From the listing, collect all lines containing the word "more".
## BEGIN Provided data
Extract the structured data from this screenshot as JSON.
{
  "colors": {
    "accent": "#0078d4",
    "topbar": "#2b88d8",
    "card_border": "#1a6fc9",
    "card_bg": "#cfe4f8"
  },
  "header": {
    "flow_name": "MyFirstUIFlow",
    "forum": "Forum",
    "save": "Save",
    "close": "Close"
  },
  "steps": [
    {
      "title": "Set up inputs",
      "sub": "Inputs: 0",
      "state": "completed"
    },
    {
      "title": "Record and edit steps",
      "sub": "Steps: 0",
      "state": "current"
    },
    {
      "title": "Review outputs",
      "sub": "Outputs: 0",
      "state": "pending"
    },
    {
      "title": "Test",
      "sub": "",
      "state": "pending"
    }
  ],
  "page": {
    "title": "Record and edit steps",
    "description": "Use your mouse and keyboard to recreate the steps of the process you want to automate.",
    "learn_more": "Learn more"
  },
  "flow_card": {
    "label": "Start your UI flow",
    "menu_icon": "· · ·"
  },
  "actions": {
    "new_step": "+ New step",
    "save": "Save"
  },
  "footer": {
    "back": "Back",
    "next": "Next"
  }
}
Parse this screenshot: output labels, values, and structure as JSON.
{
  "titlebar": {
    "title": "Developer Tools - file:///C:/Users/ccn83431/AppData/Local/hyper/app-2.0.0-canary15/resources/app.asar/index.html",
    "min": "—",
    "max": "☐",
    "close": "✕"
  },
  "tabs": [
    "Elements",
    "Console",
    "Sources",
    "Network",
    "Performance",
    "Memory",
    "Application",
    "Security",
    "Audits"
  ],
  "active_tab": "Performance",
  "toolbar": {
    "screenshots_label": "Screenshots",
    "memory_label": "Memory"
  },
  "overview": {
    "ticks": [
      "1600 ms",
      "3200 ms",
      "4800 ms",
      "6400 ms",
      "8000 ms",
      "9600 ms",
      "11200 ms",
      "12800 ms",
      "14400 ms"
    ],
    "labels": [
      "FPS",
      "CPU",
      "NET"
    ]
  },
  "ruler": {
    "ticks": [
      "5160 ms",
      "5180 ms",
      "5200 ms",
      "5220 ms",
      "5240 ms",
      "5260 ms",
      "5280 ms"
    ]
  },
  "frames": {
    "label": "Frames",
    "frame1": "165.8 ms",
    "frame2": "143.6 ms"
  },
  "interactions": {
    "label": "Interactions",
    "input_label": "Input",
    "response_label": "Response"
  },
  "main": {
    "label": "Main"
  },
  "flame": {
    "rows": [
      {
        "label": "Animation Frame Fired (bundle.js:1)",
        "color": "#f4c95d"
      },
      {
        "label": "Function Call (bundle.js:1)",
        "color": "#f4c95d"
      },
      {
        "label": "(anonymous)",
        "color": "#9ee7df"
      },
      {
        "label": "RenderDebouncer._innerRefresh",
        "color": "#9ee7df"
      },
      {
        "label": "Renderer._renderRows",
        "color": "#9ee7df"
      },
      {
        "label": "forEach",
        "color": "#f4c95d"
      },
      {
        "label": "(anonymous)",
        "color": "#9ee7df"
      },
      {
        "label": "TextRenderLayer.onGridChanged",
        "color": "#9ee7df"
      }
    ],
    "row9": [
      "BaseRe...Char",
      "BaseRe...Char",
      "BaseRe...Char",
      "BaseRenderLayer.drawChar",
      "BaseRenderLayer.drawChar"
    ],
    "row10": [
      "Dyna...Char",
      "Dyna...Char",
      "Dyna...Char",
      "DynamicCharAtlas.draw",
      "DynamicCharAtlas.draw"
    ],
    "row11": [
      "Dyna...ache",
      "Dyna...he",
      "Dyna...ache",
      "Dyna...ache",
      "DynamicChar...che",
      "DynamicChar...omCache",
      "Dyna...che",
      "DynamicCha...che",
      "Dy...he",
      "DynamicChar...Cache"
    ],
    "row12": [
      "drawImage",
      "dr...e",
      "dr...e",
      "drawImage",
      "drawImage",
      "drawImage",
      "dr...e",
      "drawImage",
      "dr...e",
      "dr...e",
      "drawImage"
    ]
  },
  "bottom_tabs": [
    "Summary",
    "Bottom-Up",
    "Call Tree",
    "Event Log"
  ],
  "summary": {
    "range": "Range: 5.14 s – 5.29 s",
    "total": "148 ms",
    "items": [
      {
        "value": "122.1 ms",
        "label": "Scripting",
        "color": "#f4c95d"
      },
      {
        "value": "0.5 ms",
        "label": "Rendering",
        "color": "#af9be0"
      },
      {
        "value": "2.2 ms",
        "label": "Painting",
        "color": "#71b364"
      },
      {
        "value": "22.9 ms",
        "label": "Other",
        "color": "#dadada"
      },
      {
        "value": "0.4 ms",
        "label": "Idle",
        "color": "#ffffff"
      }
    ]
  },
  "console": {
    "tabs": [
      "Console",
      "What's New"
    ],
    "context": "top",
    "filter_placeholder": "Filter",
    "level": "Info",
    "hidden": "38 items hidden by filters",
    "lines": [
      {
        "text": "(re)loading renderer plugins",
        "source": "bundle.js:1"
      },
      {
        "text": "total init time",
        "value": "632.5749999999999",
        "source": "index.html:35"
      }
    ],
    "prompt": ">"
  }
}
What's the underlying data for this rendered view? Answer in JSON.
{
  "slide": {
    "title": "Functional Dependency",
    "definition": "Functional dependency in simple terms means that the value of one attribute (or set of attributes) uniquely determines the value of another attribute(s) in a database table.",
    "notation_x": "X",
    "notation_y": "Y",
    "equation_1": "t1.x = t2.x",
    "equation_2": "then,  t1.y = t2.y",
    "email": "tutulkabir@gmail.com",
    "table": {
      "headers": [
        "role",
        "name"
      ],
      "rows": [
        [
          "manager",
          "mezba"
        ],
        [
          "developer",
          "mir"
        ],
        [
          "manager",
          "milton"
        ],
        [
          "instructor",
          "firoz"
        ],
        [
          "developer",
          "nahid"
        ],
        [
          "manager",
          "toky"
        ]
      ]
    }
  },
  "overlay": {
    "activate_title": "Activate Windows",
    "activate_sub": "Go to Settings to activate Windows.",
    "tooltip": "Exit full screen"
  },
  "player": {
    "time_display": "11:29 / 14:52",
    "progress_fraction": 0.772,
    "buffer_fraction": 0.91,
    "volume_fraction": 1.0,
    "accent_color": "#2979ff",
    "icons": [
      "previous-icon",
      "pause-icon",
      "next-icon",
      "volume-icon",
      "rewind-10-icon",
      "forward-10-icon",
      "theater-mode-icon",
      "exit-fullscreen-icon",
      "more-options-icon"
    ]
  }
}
## END Provided data
Result:
    "learn_more": "Learn more"
      "more-options-icon"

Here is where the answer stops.